# Exercise description:
Give only the count of lines containing "обеспечения".

• • •

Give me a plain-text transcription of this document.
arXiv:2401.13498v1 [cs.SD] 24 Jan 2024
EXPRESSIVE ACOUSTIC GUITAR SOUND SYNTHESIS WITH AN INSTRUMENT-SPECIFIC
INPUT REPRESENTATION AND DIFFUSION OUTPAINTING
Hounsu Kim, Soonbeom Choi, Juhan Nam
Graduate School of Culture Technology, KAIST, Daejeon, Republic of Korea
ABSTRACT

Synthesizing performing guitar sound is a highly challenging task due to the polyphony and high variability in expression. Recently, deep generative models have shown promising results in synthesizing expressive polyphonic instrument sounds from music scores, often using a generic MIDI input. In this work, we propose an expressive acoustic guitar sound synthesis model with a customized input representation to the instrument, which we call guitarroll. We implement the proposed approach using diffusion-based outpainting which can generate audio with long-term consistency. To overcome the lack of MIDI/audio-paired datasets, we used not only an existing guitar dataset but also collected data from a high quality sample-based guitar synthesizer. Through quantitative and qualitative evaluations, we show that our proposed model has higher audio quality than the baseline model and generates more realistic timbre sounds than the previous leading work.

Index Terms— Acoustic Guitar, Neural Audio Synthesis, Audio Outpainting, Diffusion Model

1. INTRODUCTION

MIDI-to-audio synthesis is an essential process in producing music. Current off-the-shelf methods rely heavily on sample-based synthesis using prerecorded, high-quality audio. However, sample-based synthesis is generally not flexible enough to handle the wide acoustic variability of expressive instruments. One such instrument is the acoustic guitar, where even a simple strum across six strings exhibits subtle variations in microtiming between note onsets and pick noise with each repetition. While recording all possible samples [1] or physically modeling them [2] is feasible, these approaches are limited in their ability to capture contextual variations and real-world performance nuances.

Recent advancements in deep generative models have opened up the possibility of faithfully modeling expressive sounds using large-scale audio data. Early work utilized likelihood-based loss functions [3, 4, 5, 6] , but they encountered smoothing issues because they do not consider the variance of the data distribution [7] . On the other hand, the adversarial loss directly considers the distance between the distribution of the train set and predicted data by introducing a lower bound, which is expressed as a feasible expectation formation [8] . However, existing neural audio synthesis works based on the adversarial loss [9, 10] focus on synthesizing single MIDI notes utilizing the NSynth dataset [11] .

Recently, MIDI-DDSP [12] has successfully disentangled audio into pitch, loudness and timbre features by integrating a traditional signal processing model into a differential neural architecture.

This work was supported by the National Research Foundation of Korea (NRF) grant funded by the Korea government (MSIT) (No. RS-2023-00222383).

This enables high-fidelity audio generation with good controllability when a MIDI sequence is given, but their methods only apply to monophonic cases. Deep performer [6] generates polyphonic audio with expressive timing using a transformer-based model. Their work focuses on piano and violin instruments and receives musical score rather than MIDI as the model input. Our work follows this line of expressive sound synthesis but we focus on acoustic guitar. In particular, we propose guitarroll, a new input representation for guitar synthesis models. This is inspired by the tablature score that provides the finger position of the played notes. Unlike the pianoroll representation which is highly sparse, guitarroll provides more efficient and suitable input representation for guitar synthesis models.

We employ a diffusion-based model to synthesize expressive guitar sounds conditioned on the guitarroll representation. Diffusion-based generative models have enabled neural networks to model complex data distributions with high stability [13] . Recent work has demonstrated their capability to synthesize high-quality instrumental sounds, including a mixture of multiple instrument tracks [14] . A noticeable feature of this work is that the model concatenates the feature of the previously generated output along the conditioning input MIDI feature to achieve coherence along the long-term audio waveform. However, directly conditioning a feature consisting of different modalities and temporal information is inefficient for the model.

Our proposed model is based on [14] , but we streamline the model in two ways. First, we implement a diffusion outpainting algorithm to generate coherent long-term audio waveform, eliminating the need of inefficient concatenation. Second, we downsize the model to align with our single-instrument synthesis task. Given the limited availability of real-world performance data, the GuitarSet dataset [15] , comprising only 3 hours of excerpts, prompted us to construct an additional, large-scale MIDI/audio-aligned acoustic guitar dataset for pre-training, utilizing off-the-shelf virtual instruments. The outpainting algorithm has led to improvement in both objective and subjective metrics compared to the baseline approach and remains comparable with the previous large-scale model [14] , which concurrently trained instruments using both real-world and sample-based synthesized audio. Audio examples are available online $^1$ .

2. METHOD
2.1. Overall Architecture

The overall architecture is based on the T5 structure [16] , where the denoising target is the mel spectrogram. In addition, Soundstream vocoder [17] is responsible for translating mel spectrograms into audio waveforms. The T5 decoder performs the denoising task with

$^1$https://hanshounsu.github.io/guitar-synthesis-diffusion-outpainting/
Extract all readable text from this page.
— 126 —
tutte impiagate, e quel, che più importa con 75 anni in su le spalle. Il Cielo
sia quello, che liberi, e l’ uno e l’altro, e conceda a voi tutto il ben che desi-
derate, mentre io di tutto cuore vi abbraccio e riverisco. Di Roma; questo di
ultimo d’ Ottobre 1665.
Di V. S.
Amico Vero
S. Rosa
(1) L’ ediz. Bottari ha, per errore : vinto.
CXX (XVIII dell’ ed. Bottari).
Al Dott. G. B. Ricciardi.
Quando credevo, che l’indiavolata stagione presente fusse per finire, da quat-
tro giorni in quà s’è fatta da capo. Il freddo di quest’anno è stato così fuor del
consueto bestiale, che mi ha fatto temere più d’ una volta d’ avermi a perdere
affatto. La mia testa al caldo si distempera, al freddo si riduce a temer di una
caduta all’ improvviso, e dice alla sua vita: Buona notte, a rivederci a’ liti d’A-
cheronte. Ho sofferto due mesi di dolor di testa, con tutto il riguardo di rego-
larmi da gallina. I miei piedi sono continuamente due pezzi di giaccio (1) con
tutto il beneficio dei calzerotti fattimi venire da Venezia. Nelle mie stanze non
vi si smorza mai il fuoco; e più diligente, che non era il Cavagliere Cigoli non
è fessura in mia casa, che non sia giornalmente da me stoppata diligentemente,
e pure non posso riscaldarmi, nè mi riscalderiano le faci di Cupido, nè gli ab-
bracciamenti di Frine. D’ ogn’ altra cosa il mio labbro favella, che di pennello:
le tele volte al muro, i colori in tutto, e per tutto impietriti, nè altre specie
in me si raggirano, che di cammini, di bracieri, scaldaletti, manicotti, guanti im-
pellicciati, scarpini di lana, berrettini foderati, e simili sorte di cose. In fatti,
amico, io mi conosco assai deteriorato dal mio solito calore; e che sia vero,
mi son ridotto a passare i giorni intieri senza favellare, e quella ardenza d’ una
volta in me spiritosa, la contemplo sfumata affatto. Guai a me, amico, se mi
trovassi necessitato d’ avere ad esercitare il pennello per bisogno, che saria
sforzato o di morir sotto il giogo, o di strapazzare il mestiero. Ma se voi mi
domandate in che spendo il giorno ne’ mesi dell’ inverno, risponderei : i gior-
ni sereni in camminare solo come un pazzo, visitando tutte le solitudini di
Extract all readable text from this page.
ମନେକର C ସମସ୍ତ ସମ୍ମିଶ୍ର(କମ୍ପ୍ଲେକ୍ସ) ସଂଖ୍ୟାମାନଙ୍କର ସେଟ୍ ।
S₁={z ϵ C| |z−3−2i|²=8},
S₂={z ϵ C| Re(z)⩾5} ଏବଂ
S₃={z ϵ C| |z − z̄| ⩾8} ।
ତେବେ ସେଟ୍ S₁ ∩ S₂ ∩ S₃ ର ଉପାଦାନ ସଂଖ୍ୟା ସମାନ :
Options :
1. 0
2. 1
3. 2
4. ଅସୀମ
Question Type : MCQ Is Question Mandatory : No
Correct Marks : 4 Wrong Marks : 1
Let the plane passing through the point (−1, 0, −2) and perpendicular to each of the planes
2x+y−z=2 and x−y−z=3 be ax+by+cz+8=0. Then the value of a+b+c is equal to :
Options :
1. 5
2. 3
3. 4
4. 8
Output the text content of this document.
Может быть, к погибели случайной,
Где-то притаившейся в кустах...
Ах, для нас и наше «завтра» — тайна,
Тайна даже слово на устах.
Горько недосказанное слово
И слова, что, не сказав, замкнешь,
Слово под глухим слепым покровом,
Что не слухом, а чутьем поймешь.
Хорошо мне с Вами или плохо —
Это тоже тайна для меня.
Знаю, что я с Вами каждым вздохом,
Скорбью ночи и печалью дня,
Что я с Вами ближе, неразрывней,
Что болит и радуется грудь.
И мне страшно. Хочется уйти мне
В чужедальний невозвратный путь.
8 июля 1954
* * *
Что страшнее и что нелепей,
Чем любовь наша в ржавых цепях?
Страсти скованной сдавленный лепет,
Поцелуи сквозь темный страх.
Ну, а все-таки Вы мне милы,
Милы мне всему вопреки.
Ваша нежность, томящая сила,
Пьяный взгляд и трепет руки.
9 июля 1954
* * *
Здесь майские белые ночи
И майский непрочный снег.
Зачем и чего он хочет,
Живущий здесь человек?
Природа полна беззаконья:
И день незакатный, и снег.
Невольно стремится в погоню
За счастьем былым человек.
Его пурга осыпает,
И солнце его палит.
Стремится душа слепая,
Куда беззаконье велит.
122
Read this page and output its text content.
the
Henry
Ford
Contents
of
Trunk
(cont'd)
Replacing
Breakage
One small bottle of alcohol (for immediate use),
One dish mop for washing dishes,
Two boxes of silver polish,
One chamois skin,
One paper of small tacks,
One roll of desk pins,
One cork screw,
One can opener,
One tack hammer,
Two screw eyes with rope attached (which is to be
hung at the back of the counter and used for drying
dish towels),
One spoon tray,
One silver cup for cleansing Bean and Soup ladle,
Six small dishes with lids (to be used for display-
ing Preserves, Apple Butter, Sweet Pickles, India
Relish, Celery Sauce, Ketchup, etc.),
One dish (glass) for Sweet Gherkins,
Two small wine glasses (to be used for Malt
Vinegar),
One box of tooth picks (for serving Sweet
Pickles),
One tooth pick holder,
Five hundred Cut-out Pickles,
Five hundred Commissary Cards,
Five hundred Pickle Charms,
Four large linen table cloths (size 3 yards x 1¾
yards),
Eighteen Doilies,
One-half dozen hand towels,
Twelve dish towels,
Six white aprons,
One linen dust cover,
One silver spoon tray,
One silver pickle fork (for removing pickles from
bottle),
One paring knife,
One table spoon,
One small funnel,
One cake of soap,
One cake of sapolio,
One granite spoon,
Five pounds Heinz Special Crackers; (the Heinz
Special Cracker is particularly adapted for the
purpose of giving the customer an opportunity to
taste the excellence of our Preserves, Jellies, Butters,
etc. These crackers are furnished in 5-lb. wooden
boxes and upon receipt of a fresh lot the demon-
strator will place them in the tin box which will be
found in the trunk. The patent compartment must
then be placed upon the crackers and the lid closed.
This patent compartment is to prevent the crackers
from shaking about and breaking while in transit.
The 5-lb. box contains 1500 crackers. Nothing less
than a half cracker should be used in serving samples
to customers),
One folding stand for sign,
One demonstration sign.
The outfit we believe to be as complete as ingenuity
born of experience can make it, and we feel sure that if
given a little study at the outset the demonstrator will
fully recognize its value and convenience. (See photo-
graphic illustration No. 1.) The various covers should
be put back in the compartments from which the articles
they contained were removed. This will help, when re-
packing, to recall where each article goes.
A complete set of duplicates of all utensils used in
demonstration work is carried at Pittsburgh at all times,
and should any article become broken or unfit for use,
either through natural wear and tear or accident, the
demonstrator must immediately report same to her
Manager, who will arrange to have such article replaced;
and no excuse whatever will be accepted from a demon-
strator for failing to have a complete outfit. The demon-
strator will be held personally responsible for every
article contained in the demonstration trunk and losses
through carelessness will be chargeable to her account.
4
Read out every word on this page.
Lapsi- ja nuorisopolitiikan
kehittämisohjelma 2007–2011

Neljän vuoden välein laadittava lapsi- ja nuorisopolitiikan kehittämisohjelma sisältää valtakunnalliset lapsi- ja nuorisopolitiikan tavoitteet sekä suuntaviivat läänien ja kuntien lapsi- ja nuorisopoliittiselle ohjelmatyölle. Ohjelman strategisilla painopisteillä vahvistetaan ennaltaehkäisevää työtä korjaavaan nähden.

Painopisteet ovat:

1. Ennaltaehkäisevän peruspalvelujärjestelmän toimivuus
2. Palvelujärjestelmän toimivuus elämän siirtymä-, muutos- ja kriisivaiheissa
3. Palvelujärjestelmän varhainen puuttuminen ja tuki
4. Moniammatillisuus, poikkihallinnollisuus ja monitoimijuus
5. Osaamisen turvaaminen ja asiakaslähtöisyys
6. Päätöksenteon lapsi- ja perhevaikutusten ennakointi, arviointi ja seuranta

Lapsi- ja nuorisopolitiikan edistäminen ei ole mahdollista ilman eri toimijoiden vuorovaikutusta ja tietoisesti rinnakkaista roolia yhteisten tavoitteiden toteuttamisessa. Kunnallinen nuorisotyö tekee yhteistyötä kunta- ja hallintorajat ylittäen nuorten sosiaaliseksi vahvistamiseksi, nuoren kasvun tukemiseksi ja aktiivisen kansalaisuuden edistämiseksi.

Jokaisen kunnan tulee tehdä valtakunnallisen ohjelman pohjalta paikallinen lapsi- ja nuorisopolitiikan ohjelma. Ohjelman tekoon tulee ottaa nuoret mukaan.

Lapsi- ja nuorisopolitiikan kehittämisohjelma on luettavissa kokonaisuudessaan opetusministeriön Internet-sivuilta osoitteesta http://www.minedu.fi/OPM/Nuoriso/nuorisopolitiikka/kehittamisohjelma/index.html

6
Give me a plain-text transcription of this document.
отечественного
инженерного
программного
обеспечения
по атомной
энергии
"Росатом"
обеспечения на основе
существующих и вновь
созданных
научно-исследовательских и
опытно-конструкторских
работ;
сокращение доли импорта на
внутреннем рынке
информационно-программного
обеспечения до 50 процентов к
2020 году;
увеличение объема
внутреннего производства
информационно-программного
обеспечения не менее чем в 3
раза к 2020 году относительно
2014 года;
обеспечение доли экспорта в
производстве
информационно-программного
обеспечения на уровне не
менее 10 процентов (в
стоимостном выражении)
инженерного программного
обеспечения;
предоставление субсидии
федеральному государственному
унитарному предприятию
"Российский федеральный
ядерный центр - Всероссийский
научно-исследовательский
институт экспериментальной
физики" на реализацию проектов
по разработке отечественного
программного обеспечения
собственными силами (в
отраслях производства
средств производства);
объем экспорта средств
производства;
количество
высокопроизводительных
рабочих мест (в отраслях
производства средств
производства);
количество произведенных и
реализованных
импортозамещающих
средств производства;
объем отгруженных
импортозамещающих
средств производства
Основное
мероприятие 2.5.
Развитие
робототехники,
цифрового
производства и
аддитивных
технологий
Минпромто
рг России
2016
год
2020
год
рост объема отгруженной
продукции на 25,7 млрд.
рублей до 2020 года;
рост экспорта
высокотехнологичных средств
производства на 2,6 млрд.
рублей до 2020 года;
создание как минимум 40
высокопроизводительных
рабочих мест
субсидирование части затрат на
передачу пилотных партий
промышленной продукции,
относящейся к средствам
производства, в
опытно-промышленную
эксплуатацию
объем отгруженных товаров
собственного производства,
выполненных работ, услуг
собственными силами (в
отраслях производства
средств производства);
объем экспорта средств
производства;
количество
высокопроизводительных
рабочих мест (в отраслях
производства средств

• • •

# Solution below:
7